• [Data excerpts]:

##############################

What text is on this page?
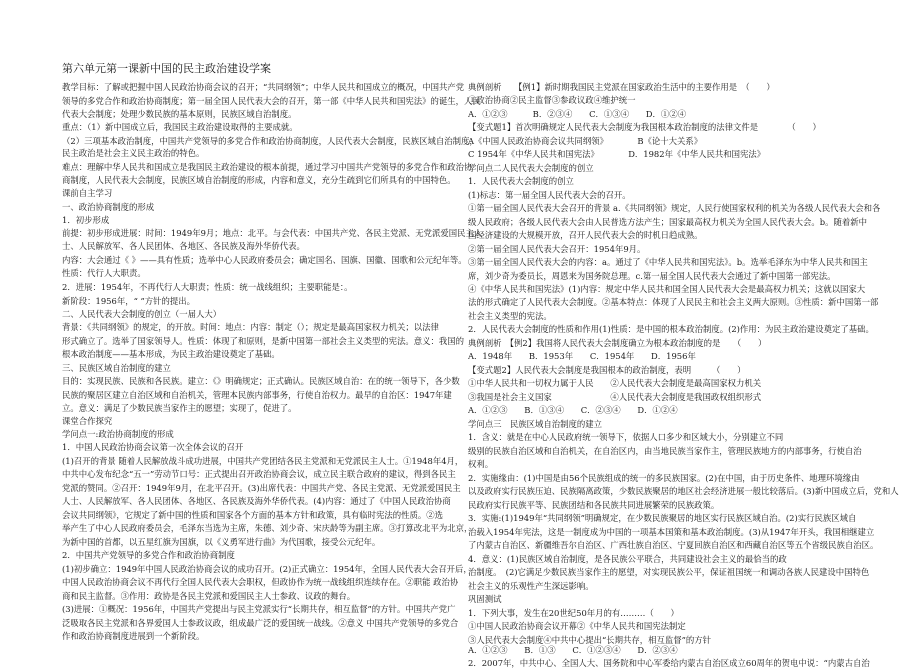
第六单元第一课新中国的民主政治建设学案
教学目标：了解或把握中国人民政治协商会议的召开；“共同纲领”；中华人民共和国成立的概况，中国共产党
领导的多党合作和政治协商制度；第一届全国人民代表大会的召开，第一部《中华人民共和国宪法》的诞生，人民
代表大会制度；处理少数民族的基本原则，民族区域自治制度。
重点：（1）新中国成立后，我国民主政治建设取得的主要成就。
（2）三项基本政治制度，中国共产党领导的多党合作和政治协商制度，人民代表大会制度，民族区域自治制度，
民主政治是社会主义民主政治的特色。
难点：理解中华人民共和国成立是我国民主政治建设的根本前提，通过学习中国共产党领导的多党合作和政治协
商制度，人民代表大会制度，民族区域自治制度的形成，内容和意义，充分生疏到它们所具有的中国特色。
课前自主学习
一、政治协商制度的形成
1．初步形成
前提：初步形成进展：时间：1949年9月；地点：北平。与会代表：中国共产党、各民主党派、无党派爱国民主人
士、人民解放军、各人民团体、各地区、各民族及海外华侨代表。
内容：大会通过《 》——具有性质；选举中心人民政府委员会；确定国名、国旗、国徽、国歌和公元纪年等。
性质：代行人大职责。
2．进展：1954年，不再代行人大职责；性质：统一战线组织；主要职能是：。
新阶段：1956年，“ ”方针的提出。
二、人民代表大会制度的创立（一届人大）
背景：《共同纲领》的规定，的开放。时间：地点：内容：制定（）；规定是最高国家权力机关；以法律
形式确立了。选举了国家领导人。性质：体现了和原则，是新中国第一部社会主义类型的宪法。意义：我国的
根本政治制度——基本形成，为民主政治建设奠定了基础。
三、民族区域自治制度的建立
目的：实现民族、民族和各民族。建立：《》明确规定；正式确认。民族区域自治：在的统一领导下，各少数
民族的聚居区建立自治区域和自治机关，管理本民族内部事务，行使自治权力。最早的自治区：1947年建
立。意义：满足了少数民族当家作主的愿望；实现了，促进了。
课堂合作探究
学问点一:政治协商制度的形成
1．中国人民政治协商会议第一次全体会议的召开
(1)召开的背景 随着人民解放战斗成功进展，中国共产党团结各民主党派和无党派民主人士。①1948年4月，
中共中心发布纪念“五一”劳动节口号：正式提出召开政治协商会议，成立民主联合政府的建议，得到各民主
党派的赞同。②召开：1949年9月，在北平召开。(3)出席代表：中国共产党、各民主党派、无党派爱国民主
人士、人民解放军、各人民团体、各地区、各民族及海外华侨代表。(4)内容：通过了《中国人民政治协商
会议共同纲领》，它规定了新中国的性质和国家各个方面的基本方针和政策，具有临时宪法的性质。②选
举产生了中心人民政府委员会，毛泽东当选为主席，朱德、刘少奇、宋庆龄等为副主席。③打算改北平为北京，
为新中国的首都，以五星红旗为国旗，以《义勇军进行曲》为代国歌，接受公元纪年。
2．中国共产党领导的多党合作和政治协商制度
(1)初步确立：1949年中国人民政治协商会议的成功召开。(2)正式确立：1954年，全国人民代表大会召开后，
中国人民政治协商会议不再代行全国人民代表大会职权，但政协作为统一战线组织连续存在。②职能 政治协
商和民主监督。③作用：政协是各民主党派和爱国民主人士参政、议政的舞台。
(3)进展：①概况：1956年，中国共产党提出与民主党派实行“长期共存，相互监督”的方针。中国共产党广
泛吸取各民主党派和各界爱国人士参政议政，组成最广泛的爱国统一战线。②意义 中国共产党领导的多党合
作和政治协商制度进展到一个新阶段。
典例剖析　　【例1】新时期我国民主党派在国家政治生活中的主要作用是　（　　）
①政治协商②民主监督③参政议政④维护统一
A．①②③　　　B．②③④　　C．①③④　　D．①②④
【变式题1】首次明确规定人民代表大会制度为我国根本政治制度的法律文件是　　　　（　　）
A《中国人民政治协商会议共同纲领》　　　　B《论十大关系》
C 1954年《中华人民共和国宪法》　　　　D．1982年《中华人民共和国宪法》
学问点二人民代表大会制度的创立
1．人民代表大会制度的创立
(1)标志：第一届全国人民代表大会的召开。
①第一届全国人民代表大会召开的背景 a.《共同纲领》规定，人民行使国家权利的机关为各级人民代表大会和各
级人民政府；各级人民代表大会由人民普选方法产生；国家最高权力机关为全国人民代表大会。b。随着新中
国经济建设的大规模开放，召开人民代表大会的时机日趋成熟。
②第一届全国人民代表大会召开：1954年9月。
③第一届全国人民代表大会的内容：a。通过了《中华人民共和国宪法》。b。选举毛泽东为中华人民共和国主
席，刘少奇为委员长，周恩来为国务院总理。c.第一届全国人民代表大会通过了新中国第一部宪法。
④《中华人民共和国宪法》(1)内容：规定中华人民共和国全国人民代表大会是最高权力机关；这就以国家大
法的形式确定了人民代表大会制度。②基本特点：体现了人民民主和社会主义两大原则。③性质：新中国第一部
社会主义类型的宪法。
2．人民代表大会制度的性质和作用(1)性质：是中国的根本政治制度。(2)作用：为民主政治建设奠定了基础。
典例剖析　【例2】我国将人民代表大会制度确立为根本政治制度的是　　（　　）
A．1948年　　B．1953年　　C．1954年　　D．1956年
【变式题2】人民代表大会制度是我国根本的政治制度，表明　　　（　　）
①中华人民共和一切权力属于人民　　②人民代表大会制度是最高国家权力机关
③我国是社会主义国家　　　　　　　④人民代表大会制度是我国政权组织形式
A．①②③　　B．①③④　　C．②③④　　D．①②④
学问点三　民族区域自治制度的建立
1．含义：就是在中心人民政府统一领导下，依据人口多少和区域大小，分别建立不同
级别的民族自治区域和自治机关，在自治区内，由当地民族当家作主，管理民族地方的内部事务，行使自治
权利。
2．实施缘由：(1)中国是由56个民族组成的统一的多民族国家。(2)在中国，由于历史条件、地理环境缘由
以及政府实行民族压迫、民族隔离政策，少数民族聚居的地区社会经济进展一般比较落后。(3)新中国成立后，党和人
民政府实行民族平等、民族团结和各民族共同进展繁荣的民族政策。
3．实施:(1)1949年“共同纲领”明确规定，在少数民族聚居的地区实行民族区域自治。(2)实行民族区域自
治载入1954年宪法，这是一制度成为中国的一项基本国策和基本政治制度。(3)从1947年开头，我国相继建立
了内蒙古自治区、新疆维吾尔自治区、广西壮族自治区、宁夏回族自治区和西藏自治区等五个省级民族自治区。
4．意义：(1)民族区域自治制度，是各民族公平联合，共同建设社会主义的最恰当的政
治制度。　(2)它满足少数民族当家作主的愿望，对实现民族公平，保证祖国统一和调动各族人民建设中国特色
社会主义的乐观性产生深远影响。
巩固测试
1．下列大事，发生在20世纪50年月的有………（　　）
①中国人民政治协商会议开幕②《中华人民共和国宪法制定
③人民代表大会制度④中共中心提出“长期共存，相互监督”的方针
A．①②③　　B．①③　　C．①②③④　　D．②③④
2．2007年，中共中心、全国人大、国务院和中心军委给内蒙古自治区成立60周年的贺电中说：“内蒙古自治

##############################

Look through the entries above and list every line containing "人民解放军".

士、人民解放军、各人民团体、各地区、各民族及海外华侨代表。
人士、人民解放军、各人民团体、各地区、各民族及海外华侨代表。(4)内容：通过了《中国人民政治协商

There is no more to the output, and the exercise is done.